Stored items:
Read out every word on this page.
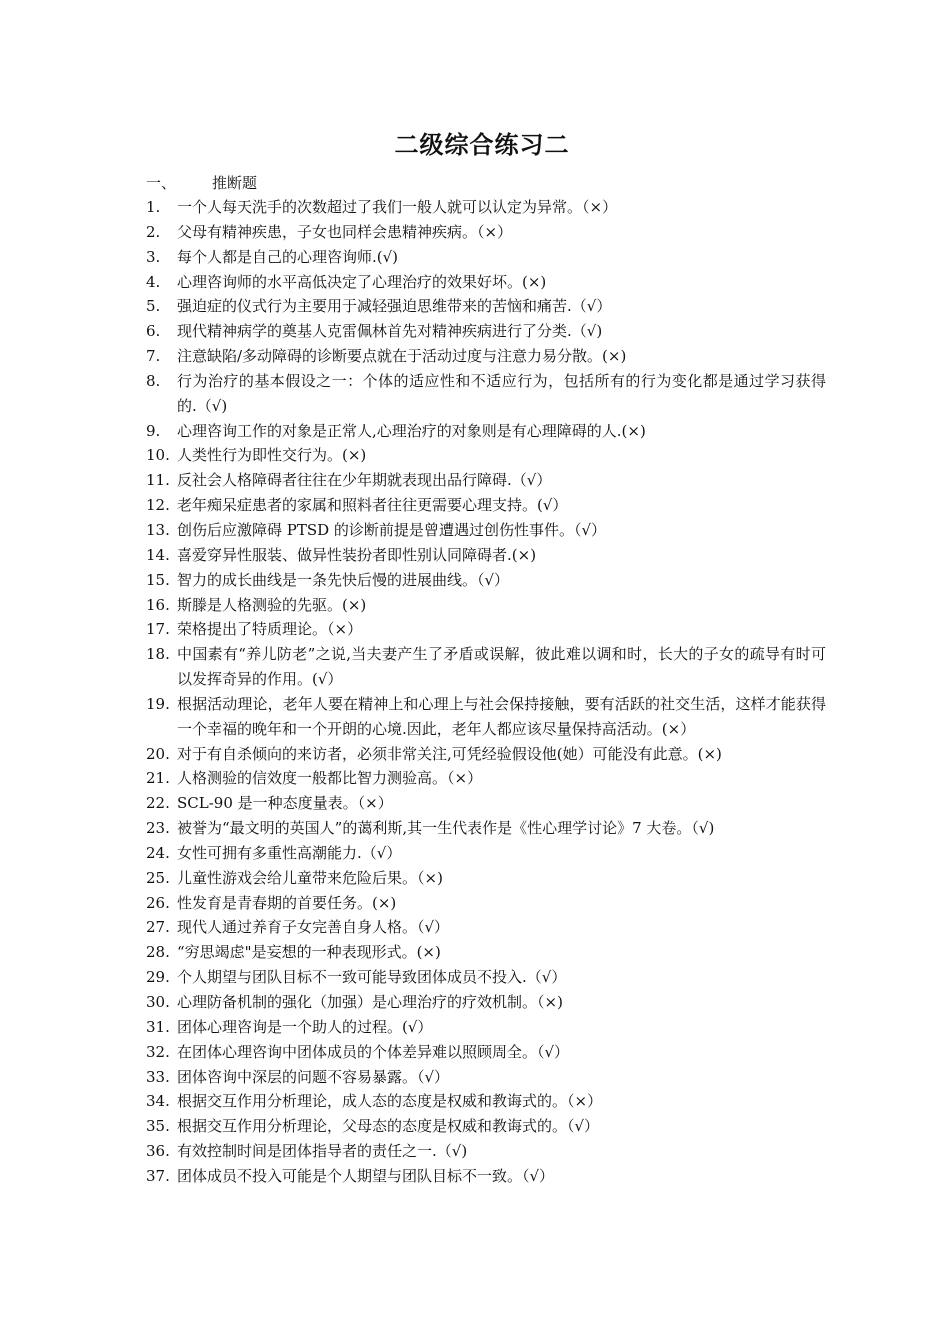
二级综合练习二
一、 推断题
1.	一个人每天洗手的次数超过了我们一般人就可以认定为异常。（×）
2.	父母有精神疾患，子女也同样会患精神疾病。（×）
3.	每个人都是自己的心理咨询师.(√)
4.	心理咨询师的水平高低决定了心理治疗的效果好坏。(×)
5.	强迫症的仪式行为主要用于减轻强迫思维带来的苦恼和痛苦.（√）
6.	现代精神病学的奠基人克雷佩林首先对精神疾病进行了分类.（√)
7.	注意缺陷/多动障碍的诊断要点就在于活动过度与注意力易分散。(×)
8.	行为治疗的基本假设之一：个体的适应性和不适应行为，包括所有的行为变化都是通过学习获得的.（√)
9.	心理咨询工作的对象是正常人,心理治疗的对象则是有心理障碍的人.(×)
10. 人类性行为即性交行为。(×)
11. 反社会人格障碍者往往在少年期就表现出品行障碍.（√）
12. 老年痴呆症患者的家属和照料者往往更需要心理支持。(√）
13. 创伤后应激障碍 PTSD 的诊断前提是曾遭遇过创伤性事件。（√）
14. 喜爱穿异性服装、做异性装扮者即性别认同障碍者.(×)
15. 智力的成长曲线是一条先快后慢的进展曲线。（√）
16. 斯滕是人格测验的先驱。(×)
17. 荣格提出了特质理论。（×）
18. 中国素有“养儿防老”之说,当夫妻产生了矛盾或误解，彼此难以调和时，长大的子女的疏导有时可以发挥奇异的作用。(√）
19. 根据活动理论，老年人要在精神上和心理上与社会保持接触，要有活跃的社交生活，这样才能获得一个幸福的晚年和一个开朗的心境.因此，老年人都应该尽量保持高活动。(×）
20. 对于有自杀倾向的来访者，必须非常关注,可凭经验假设他(她）可能没有此意。(×)
21. 人格测验的信效度一般都比智力测验高。（×）
22. SCL-90 是一种态度量表。（×）
23. 被誉为“最文明的英国人”的蔼利斯,其一生代表作是《性心理学讨论》7 大卷。（√)
24. 女性可拥有多重性高潮能力.（√）
25. 儿童性游戏会给儿童带来危险后果。（×)
26. 性发育是青春期的首要任务。(×)
27. 现代人通过养育子女完善自身人格。（√）
28. “穷思竭虑"是妄想的一种表现形式。(×)
29. 个人期望与团队目标不一致可能导致团体成员不投入.（√）
30. 心理防备机制的强化（加强）是心理治疗的疗效机制。（×)
31. 团体心理咨询是一个助人的过程。(√）
32. 在团体心理咨询中团体成员的个体差异难以照顾周全。（√）
33. 团体咨询中深层的问题不容易暴露。（√）
34. 根据交互作用分析理论，成人态的态度是权威和教诲式的。（×）
35. 根据交互作用分析理论，父母态的态度是权威和教诲式的。（√）
36. 有效控制时间是团体指导者的责任之一.（√)
37. 团体成员不投入可能是个人期望与团队目标不一致。（√）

INSTRUCTIONS FOR THE TASK: For the listing above, identify each line bearing "根据交互作用分析理论".

SOLVED EXERCISE:
34. 根据交互作用分析理论，成人态的态度是权威和教诲式的。（×）
35. 根据交互作用分析理论，父母态的态度是权威和教诲式的。（√）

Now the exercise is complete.